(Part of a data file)
----

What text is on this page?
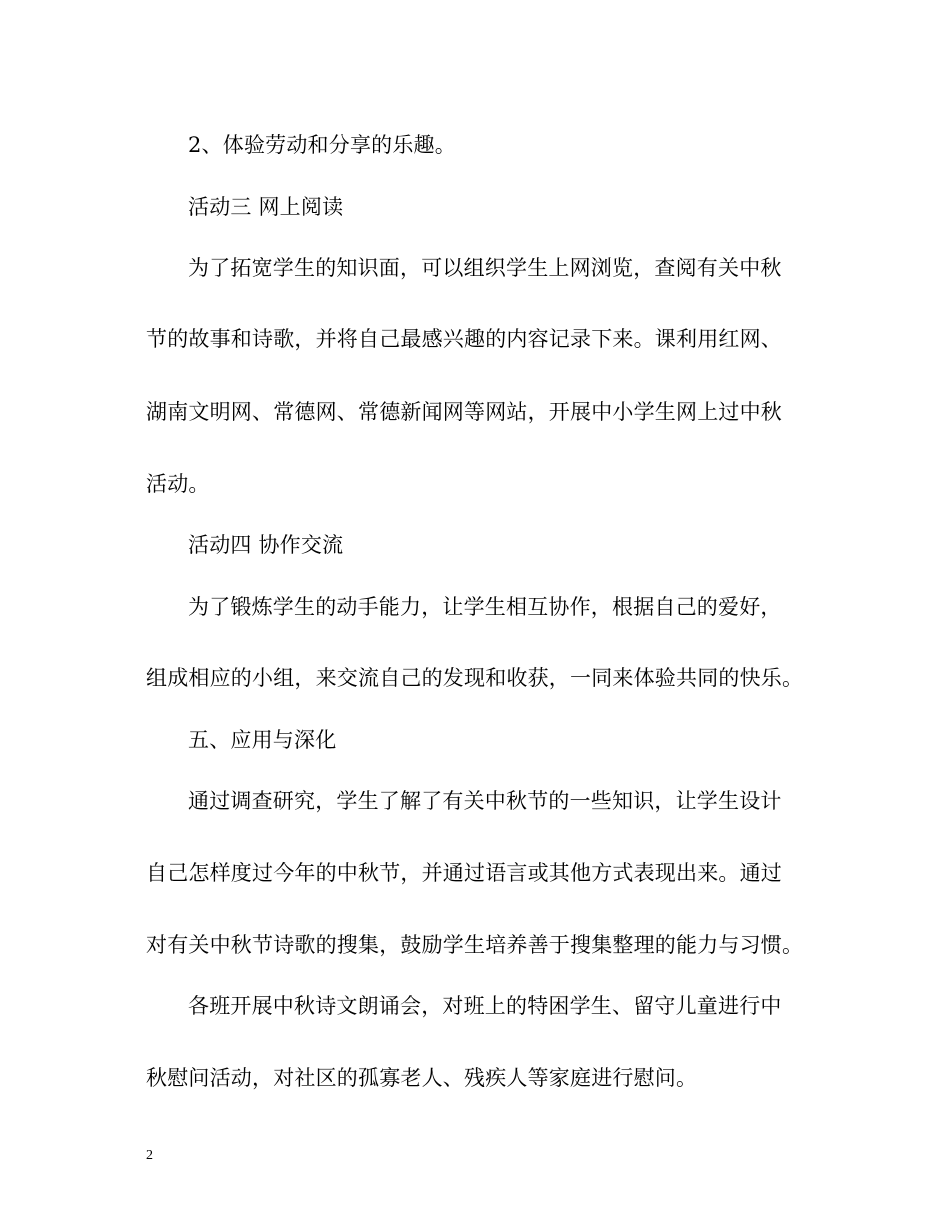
2、体验劳动和分享的乐趣。
活动三 网上阅读
为了拓宽学生的知识面，可以组织学生上网浏览，查阅有关中秋
节的故事和诗歌，并将自己最感兴趣的内容记录下来。课利用红网、
湖南文明网、常德网、常德新闻网等网站，开展中小学生网上过中秋
活动。
活动四 协作交流
为了锻炼学生的动手能力，让学生相互协作，根据自己的爱好，
组成相应的小组，来交流自己的发现和收获，一同来体验共同的快乐。
五、应用与深化
通过调查研究，学生了解了有关中秋节的一些知识，让学生设计
自己怎样度过今年的中秋节，并通过语言或其他方式表现出来。通过
对有关中秋节诗歌的搜集，鼓励学生培养善于搜集整理的能力与习惯。
各班开展中秋诗文朗诵会，对班上的特困学生、留守儿童进行中
秋慰问活动，对社区的孤寡老人、残疾人等家庭进行慰问。
2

----

-- EXERCISE --
Give all the entries again exactly, dropping each picture.

-- SOLUTION TO THE PROBLEM --
What text is on this page?
2、体验劳动和分享的乐趣。
活动三 网上阅读
为了拓宽学生的知识面，可以组织学生上网浏览，查阅有关中秋
节的故事和诗歌，并将自己最感兴趣的内容记录下来。课利用红网、
湖南文明网、常德网、常德新闻网等网站，开展中小学生网上过中秋
活动。
活动四 协作交流
为了锻炼学生的动手能力，让学生相互协作，根据自己的爱好，
组成相应的小组，来交流自己的发现和收获，一同来体验共同的快乐。
五、应用与深化
通过调查研究，学生了解了有关中秋节的一些知识，让学生设计
自己怎样度过今年的中秋节，并通过语言或其他方式表现出来。通过
对有关中秋节诗歌的搜集，鼓励学生培养善于搜集整理的能力与习惯。
各班开展中秋诗文朗诵会，对班上的特困学生、留守儿童进行中
秋慰问活动，对社区的孤寡老人、残疾人等家庭进行慰问。
2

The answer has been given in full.